Data records
----------
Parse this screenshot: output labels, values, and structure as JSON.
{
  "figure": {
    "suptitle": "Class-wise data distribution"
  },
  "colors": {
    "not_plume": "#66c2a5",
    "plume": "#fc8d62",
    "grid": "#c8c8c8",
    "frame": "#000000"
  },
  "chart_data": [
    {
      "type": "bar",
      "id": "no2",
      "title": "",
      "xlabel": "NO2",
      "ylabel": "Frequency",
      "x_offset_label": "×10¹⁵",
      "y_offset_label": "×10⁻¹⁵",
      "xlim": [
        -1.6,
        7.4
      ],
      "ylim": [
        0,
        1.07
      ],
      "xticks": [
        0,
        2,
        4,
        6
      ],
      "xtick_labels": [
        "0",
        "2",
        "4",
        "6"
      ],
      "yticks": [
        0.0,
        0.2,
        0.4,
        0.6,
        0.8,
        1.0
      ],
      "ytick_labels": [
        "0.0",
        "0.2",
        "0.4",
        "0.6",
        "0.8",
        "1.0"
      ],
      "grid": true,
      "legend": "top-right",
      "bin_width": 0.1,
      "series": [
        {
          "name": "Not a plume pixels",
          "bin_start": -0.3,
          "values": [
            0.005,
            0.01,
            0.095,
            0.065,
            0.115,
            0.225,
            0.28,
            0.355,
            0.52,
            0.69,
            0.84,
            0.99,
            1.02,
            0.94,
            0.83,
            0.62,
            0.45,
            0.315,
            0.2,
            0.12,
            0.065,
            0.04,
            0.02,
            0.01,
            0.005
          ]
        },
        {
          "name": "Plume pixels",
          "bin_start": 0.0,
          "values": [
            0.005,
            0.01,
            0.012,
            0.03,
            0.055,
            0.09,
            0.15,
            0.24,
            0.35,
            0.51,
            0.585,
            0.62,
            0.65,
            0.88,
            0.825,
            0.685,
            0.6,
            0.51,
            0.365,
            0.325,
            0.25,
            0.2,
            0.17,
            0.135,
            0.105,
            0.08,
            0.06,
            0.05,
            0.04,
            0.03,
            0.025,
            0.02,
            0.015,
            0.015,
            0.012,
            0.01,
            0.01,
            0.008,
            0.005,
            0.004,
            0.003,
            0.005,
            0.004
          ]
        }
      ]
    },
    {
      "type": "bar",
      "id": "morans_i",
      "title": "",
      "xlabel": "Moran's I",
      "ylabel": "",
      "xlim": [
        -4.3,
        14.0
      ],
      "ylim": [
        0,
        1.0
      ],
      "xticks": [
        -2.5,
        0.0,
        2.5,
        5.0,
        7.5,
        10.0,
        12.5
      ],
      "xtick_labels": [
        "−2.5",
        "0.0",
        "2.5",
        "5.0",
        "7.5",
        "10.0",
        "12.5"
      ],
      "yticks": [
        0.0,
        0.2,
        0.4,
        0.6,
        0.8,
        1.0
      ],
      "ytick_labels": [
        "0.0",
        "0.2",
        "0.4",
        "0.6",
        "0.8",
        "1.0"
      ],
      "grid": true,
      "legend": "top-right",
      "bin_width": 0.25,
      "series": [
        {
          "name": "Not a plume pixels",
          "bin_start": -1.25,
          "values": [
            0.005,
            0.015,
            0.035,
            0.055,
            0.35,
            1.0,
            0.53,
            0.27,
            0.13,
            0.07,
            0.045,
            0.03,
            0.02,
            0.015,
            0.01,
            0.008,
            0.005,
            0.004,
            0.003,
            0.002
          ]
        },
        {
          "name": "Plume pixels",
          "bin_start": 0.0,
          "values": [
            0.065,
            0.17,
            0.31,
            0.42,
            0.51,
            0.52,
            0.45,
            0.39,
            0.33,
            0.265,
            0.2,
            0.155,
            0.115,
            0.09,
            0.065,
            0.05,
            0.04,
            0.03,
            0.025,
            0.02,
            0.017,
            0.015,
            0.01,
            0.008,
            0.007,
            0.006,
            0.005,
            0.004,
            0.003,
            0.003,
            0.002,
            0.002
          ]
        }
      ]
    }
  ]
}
----------
- STATED PROBLEM -
The listing above should be transcribed in full, exactly as written.

- RESPONSE TO THIS TASK -
Parse this screenshot: output labels, values, and structure as JSON.
{
  "figure": {
    "suptitle": "Class-wise data distribution"
  },
  "colors": {
    "not_plume": "#66c2a5",
    "plume": "#fc8d62",
    "grid": "#c8c8c8",
    "frame": "#000000"
  },
  "chart_data": [
    {
      "type": "bar",
      "id": "no2",
      "title": "",
      "xlabel": "NO2",
      "ylabel": "Frequency",
      "x_offset_label": "×10¹⁵",
      "y_offset_label": "×10⁻¹⁵",
      "xlim": [
        -1.6,
        7.4
      ],
      "ylim": [
        0,
        1.07
      ],
      "xticks": [
        0,
        2,
        4,
        6
      ],
      "xtick_labels": [
        "0",
        "2",
        "4",
        "6"
      ],
      "yticks": [
        0.0,
        0.2,
        0.4,
        0.6,
        0.8,
        1.0
      ],
      "ytick_labels": [
        "0.0",
        "0.2",
        "0.4",
        "0.6",
        "0.8",
        "1.0"
      ],
      "grid": true,
      "legend": "top-right",
      "bin_width": 0.1,
      "series": [
        {
          "name": "Not a plume pixels",
          "bin_start": -0.3,
          "values": [
            0.005,
            0.01,
            0.095,
            0.065,
            0.115,
            0.225,
            0.28,
            0.355,
            0.52,
            0.69,
            0.84,
            0.99,
            1.02,
            0.94,
            0.83,
            0.62,
            0.45,
            0.315,
            0.2,
            0.12,
            0.065,
            0.04,
            0.02,
            0.01,
            0.005
          ]
        },
        {
          "name": "Plume pixels",
          "bin_start": 0.0,
          "values": [
            0.005,
            0.01,
            0.012,
            0.03,
            0.055,
            0.09,
            0.15,
            0.24,
            0.35,
            0.51,
            0.585,
            0.62,
            0.65,
            0.88,
            0.825,
            0.685,
            0.6,
            0.51,
            0.365,
            0.325,
            0.25,
            0.2,
            0.17,
            0.135,
            0.105,
            0.08,
            0.06,
            0.05,
            0.04,
            0.03,
            0.025,
            0.02,
            0.015,
            0.015,
            0.012,
            0.01,
            0.01,
            0.008,
            0.005,
            0.004,
            0.003,
            0.005,
            0.004
          ]
        }
      ]
    },
    {
      "type": "bar",
      "id": "morans_i",
      "title": "",
      "xlabel": "Moran's I",
      "ylabel": "",
      "xlim": [
        -4.3,
        14.0
      ],
      "ylim": [
        0,
        1.0
      ],
      "xticks": [
        -2.5,
        0.0,
        2.5,
        5.0,
        7.5,
        10.0,
        12.5
      ],
      "xtick_labels": [
        "−2.5",
        "0.0",
        "2.5",
        "5.0",
        "7.5",
        "10.0",
        "12.5"
      ],
      "yticks": [
        0.0,
        0.2,
        0.4,
        0.6,
        0.8,
        1.0
      ],
      "ytick_labels": [
        "0.0",
        "0.2",
        "0.4",
        "0.6",
        "0.8",
        "1.0"
      ],
      "grid": true,
      "legend": "top-right",
      "bin_width": 0.25,
      "series": [
        {
          "name": "Not a plume pixels",
          "bin_start": -1.25,
          "values": [
            0.005,
            0.015,
            0.035,
            0.055,
            0.35,
            1.0,
            0.53,
            0.27,
            0.13,
            0.07,
            0.045,
            0.03,
            0.02,
            0.015,
            0.01,
            0.008,
            0.005,
            0.004,
            0.003,
            0.002
          ]
        },
        {
          "name": "Plume pixels",
          "bin_start": 0.0,
          "values": [
            0.065,
            0.17,
            0.31,
            0.42,
            0.51,
            0.52,
            0.45,
            0.39,
            0.33,
            0.265,
            0.2,
            0.155,
            0.115,
            0.09,
            0.065,
            0.05,
            0.04,
            0.03,
            0.025,
            0.02,
            0.017,
            0.015,
            0.01,
            0.008,
            0.007,
            0.006,
            0.005,
            0.004,
            0.003,
            0.003,
            0.002,
            0.002
          ]
        }
      ]
    }
  ]
}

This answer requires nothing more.